» **Work to complete**
Report how many lines include the word "arrow", and nothing besides that number.

Source records
Start
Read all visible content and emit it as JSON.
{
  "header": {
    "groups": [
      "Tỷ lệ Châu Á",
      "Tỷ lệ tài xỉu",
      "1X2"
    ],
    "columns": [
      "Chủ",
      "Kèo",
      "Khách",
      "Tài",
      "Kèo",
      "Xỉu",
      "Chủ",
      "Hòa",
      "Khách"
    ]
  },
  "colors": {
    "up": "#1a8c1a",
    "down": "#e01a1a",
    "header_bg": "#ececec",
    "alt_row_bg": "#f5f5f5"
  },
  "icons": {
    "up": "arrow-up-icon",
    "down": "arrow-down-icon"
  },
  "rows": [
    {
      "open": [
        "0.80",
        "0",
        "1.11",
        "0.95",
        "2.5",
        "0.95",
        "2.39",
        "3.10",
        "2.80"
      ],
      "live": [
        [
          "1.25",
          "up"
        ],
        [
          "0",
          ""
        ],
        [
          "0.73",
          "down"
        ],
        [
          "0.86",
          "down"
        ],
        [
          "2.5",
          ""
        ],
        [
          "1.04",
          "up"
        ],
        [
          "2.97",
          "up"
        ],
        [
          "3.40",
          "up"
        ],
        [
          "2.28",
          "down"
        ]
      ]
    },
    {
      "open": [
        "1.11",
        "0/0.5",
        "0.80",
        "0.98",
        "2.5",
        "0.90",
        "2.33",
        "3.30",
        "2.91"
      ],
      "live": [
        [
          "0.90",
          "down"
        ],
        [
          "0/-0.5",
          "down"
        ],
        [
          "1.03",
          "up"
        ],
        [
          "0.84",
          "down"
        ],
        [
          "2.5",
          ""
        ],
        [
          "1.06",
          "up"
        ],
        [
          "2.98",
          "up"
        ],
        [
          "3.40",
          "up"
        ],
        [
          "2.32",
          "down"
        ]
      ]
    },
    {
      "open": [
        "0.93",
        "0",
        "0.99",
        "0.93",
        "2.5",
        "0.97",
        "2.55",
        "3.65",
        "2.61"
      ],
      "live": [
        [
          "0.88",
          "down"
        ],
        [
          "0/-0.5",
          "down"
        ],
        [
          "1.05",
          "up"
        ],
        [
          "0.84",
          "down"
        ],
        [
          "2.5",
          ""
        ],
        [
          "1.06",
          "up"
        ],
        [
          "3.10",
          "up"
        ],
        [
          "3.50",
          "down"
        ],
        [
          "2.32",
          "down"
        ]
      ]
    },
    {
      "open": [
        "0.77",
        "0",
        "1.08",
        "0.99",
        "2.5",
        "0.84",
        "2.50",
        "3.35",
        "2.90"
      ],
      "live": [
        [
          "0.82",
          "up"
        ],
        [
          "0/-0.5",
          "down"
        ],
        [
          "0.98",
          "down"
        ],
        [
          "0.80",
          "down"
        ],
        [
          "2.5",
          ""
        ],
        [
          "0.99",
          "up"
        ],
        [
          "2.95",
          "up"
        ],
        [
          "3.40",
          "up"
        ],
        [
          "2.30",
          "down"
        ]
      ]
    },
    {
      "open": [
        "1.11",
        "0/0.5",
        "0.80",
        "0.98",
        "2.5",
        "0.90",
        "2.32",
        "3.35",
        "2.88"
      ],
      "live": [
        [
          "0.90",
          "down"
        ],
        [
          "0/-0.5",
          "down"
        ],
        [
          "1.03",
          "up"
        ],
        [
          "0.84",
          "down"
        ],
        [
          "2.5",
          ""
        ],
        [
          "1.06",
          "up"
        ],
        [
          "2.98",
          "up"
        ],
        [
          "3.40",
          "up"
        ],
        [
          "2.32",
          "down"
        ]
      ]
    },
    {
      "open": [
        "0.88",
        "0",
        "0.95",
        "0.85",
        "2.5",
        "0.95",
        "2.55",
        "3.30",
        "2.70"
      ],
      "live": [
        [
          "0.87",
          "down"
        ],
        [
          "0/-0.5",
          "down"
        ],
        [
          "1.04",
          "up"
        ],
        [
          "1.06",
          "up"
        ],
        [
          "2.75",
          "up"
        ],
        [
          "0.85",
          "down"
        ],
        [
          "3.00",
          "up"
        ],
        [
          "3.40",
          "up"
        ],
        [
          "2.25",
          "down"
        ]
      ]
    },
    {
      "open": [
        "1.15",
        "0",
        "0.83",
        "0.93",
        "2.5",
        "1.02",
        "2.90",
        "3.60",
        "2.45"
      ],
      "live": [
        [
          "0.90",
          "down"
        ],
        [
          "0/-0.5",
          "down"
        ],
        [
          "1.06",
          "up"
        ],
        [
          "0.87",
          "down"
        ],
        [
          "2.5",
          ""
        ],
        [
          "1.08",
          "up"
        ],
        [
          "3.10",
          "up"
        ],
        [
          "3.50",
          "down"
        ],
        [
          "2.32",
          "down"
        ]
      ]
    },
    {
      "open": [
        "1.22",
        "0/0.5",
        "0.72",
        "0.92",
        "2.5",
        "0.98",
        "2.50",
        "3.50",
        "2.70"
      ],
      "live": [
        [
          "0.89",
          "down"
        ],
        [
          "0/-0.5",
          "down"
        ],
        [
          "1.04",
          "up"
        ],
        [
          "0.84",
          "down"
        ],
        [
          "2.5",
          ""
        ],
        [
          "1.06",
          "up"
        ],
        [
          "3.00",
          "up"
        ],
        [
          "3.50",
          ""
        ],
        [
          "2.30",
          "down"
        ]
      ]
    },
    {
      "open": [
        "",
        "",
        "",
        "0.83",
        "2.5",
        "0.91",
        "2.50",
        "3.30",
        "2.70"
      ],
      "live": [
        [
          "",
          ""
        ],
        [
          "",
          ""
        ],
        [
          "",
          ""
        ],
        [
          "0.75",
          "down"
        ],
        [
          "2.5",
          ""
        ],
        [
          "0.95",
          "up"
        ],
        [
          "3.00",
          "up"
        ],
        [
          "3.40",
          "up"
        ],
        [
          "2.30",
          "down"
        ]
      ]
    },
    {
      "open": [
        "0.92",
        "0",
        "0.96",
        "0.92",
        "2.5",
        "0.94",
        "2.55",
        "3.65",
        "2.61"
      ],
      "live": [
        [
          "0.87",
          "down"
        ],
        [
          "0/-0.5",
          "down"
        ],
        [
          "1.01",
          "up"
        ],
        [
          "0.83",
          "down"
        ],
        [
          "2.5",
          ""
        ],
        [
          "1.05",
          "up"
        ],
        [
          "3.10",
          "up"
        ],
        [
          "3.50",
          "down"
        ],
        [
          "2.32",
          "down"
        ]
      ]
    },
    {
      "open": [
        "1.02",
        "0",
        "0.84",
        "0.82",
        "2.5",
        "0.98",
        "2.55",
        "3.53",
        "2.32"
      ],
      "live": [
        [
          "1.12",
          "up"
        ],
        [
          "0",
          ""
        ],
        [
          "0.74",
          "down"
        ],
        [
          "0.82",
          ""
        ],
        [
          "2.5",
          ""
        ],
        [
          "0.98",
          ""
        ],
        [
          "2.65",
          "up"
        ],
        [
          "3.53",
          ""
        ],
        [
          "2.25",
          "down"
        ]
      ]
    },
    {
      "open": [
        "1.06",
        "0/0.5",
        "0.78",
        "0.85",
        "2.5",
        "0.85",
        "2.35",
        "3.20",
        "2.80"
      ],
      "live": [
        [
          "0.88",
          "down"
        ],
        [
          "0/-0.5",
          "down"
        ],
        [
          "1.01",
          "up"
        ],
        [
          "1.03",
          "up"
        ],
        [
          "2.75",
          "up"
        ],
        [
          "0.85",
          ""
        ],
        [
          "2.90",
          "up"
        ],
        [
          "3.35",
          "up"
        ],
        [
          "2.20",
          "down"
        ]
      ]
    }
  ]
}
End
» **Reply to the task**
2